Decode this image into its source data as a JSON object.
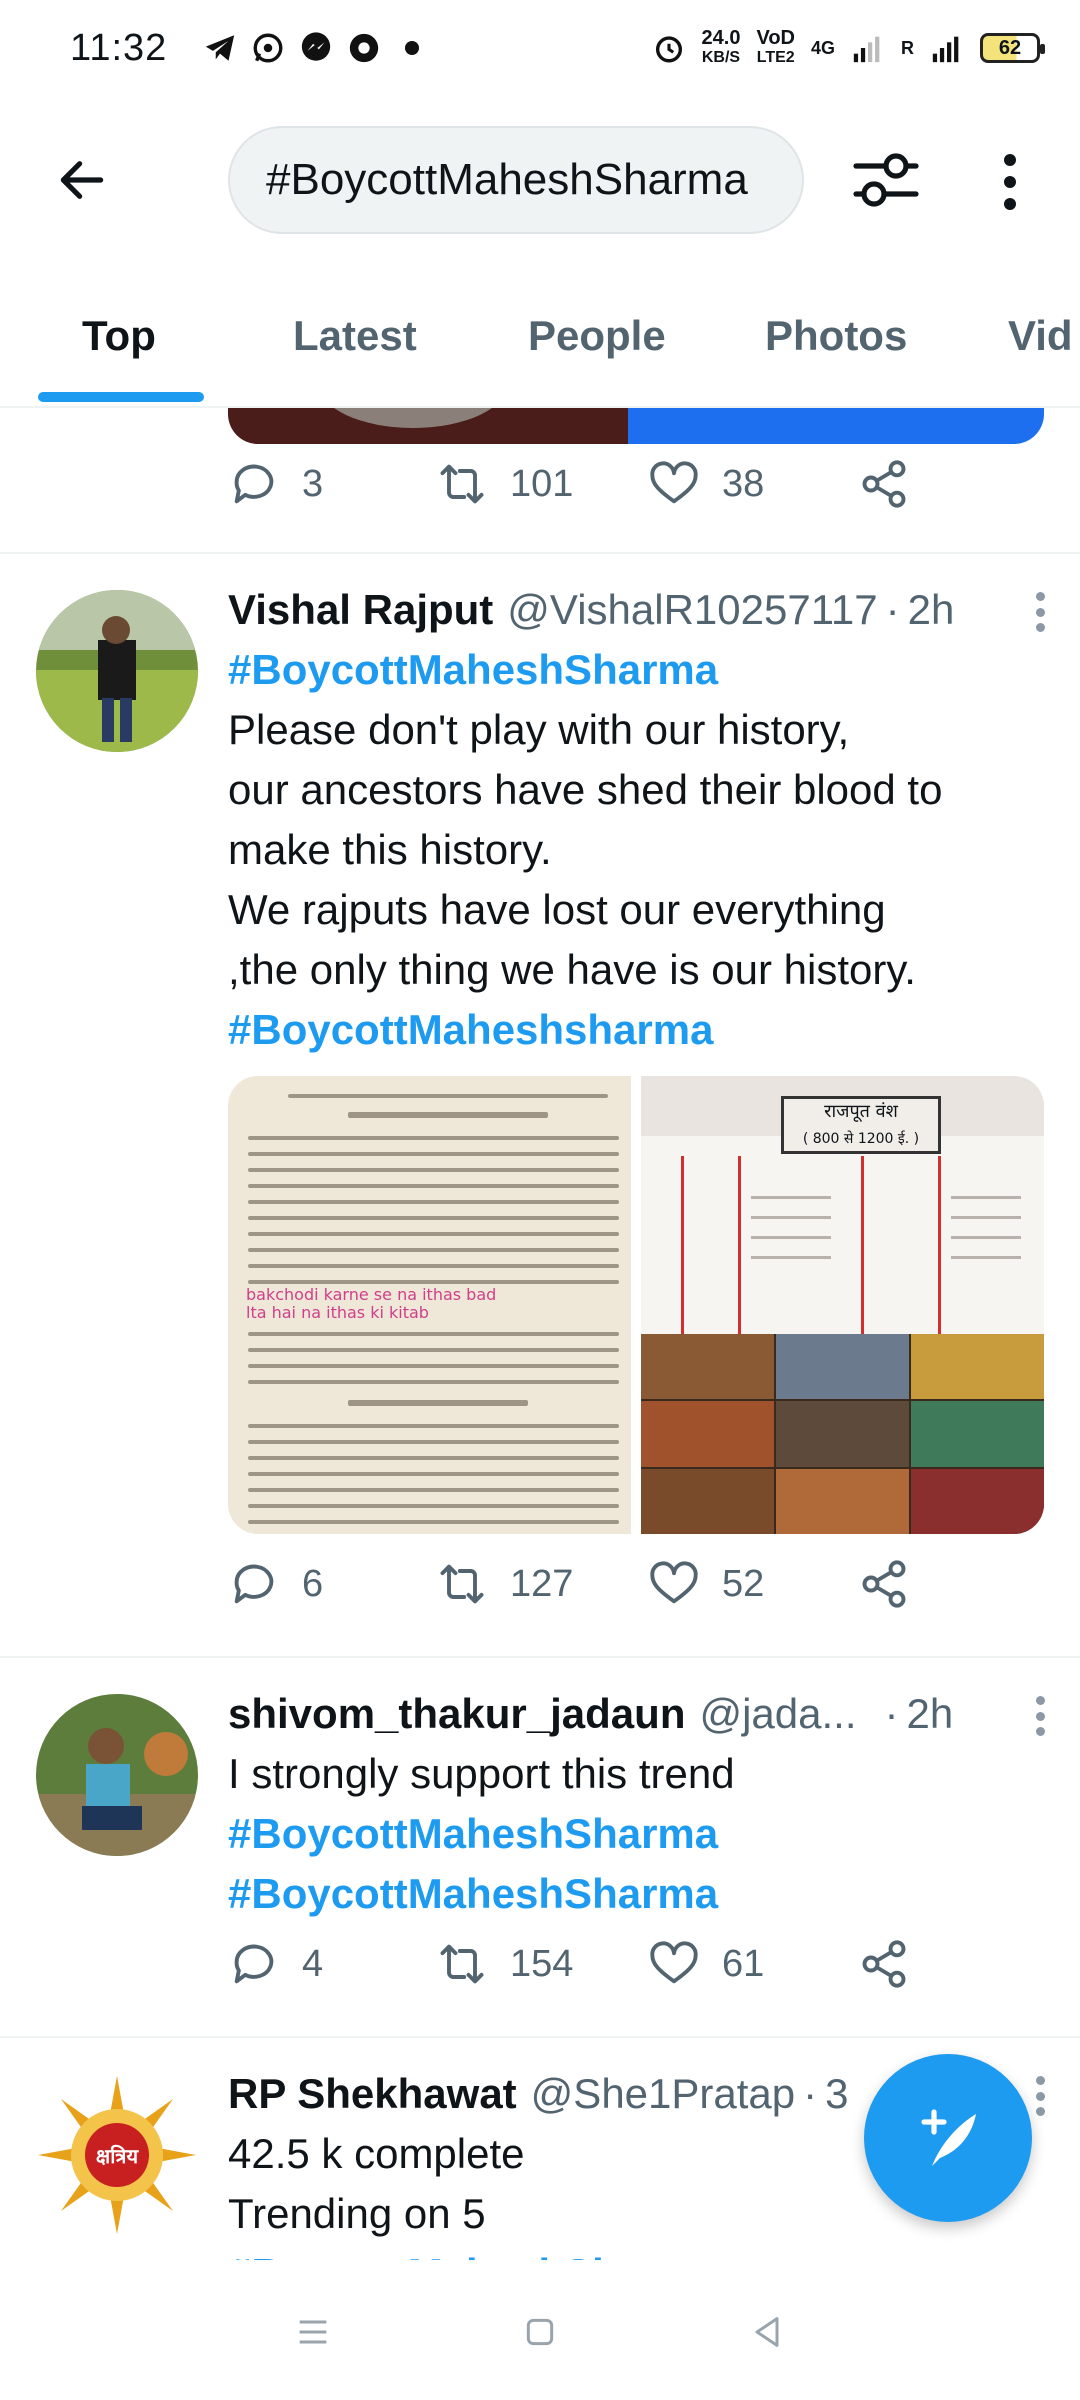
{
  "status_bar": {
    "time": "11:32",
    "net_speed_value": "24.0",
    "net_speed_unit": "KB/S",
    "volte_top": "VoD",
    "volte_bottom": "LTE2",
    "signal_label": "4G",
    "roaming_label": "R",
    "battery_level": "62"
  },
  "search": {
    "query": "#BoycottMaheshSharma"
  },
  "tabs": [
    {
      "label": "Top",
      "active": true
    },
    {
      "label": "Latest"
    },
    {
      "label": "People"
    },
    {
      "label": "Photos"
    },
    {
      "label": "Vid"
    }
  ],
  "previous_tweet": {
    "replies": "3",
    "retweets": "101",
    "likes": "38"
  },
  "tweets": [
    {
      "display_name": "Vishal Rajput",
      "handle": "@VishalR10257117",
      "time": "2h",
      "hashtag_top": "#BoycottMaheshSharma",
      "text": "Please don't play with our history,\nour ancestors have shed their blood to\nmake this history.\nWe rajputs have lost our everything\n,the only thing we have is our history.",
      "hashtag_bottom": "#BoycottMaheshsharma",
      "media_left_caption": "bakchodi karne se na ithas bad\nlta hai na ithas ki kitab",
      "media_right_title": "राजपूत वंश",
      "media_right_subtitle": "( 800 से 1200 ई. )",
      "replies": "6",
      "retweets": "127",
      "likes": "52"
    },
    {
      "display_name": "shivom_thakur_jadaun",
      "handle": "@jada...",
      "time": "2h",
      "text": "I strongly support this trend",
      "hashtag_1": "#BoycottMaheshSharma",
      "hashtag_2": "#BoycottMaheshSharma",
      "replies": "4",
      "retweets": "154",
      "likes": "61"
    },
    {
      "display_name": "RP Shekhawat",
      "handle": "@She1Pratap",
      "time": "3",
      "line_1": "42.5 k complete",
      "line_2": "Trending on 5",
      "hashtag_partial": "#BoycottMaheshSharma",
      "avatar_text": "क्षत्रिय"
    }
  ],
  "colors": {
    "accent": "#1d9bf0",
    "text_primary": "#0f1419",
    "text_secondary": "#536471"
  }
}
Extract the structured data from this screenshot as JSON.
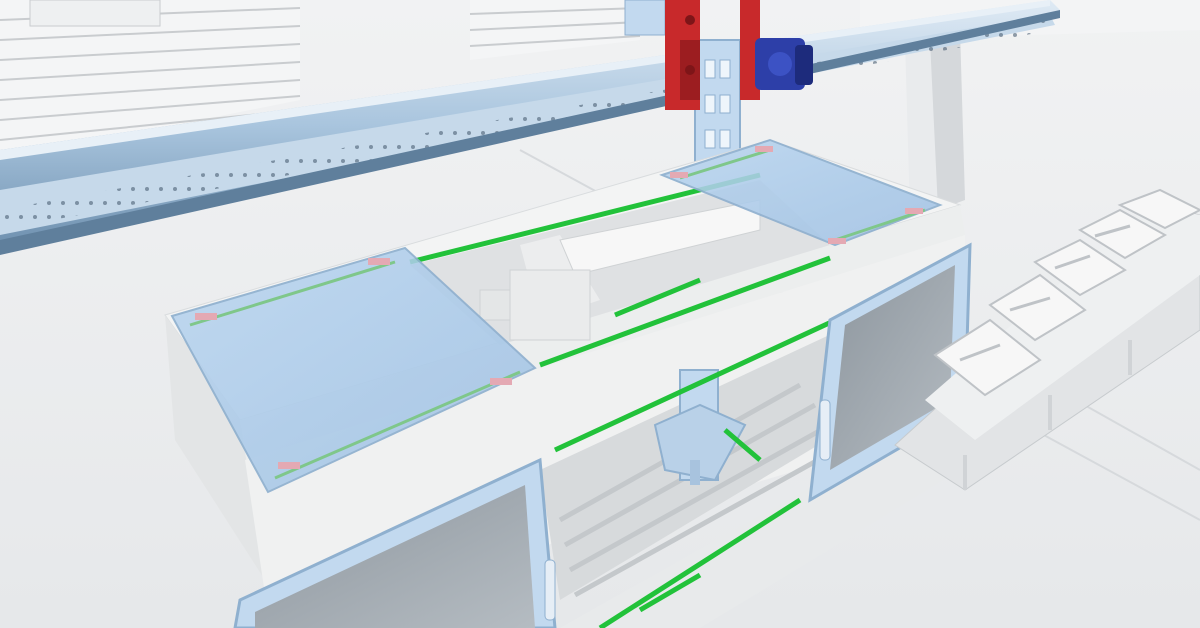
{
  "scene": {
    "description_free": true,
    "colors": {
      "background": "#eceeef",
      "wall": "#f4f5f6",
      "wall_lines": "#c9cccf",
      "gantry_rail": "#b9d0e4",
      "rail_dark": "#5f7f9c",
      "carriage_red": "#c8292b",
      "motor_blue": "#2d3fa8",
      "column_blue": "#c2d9ef",
      "cabinet_white": "#f3f4f4",
      "cabinet_shadow": "#d9dcde",
      "glass_blue": "#a9c8e6",
      "glass_frame": "#bcd5ee",
      "safety_green": "#22c23a",
      "conveyor_grey": "#e2e4e6",
      "tray_white": "#f7f7f7",
      "tray_holes": "#bfc3c7",
      "interior_grey": "#dfe1e3"
    }
  }
}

________________________________________

To do:
Find each line holding the word "retweets" and copy it.

Task answer:
    "retweets": "101",
      "retweets": "127",
      "retweets": "154",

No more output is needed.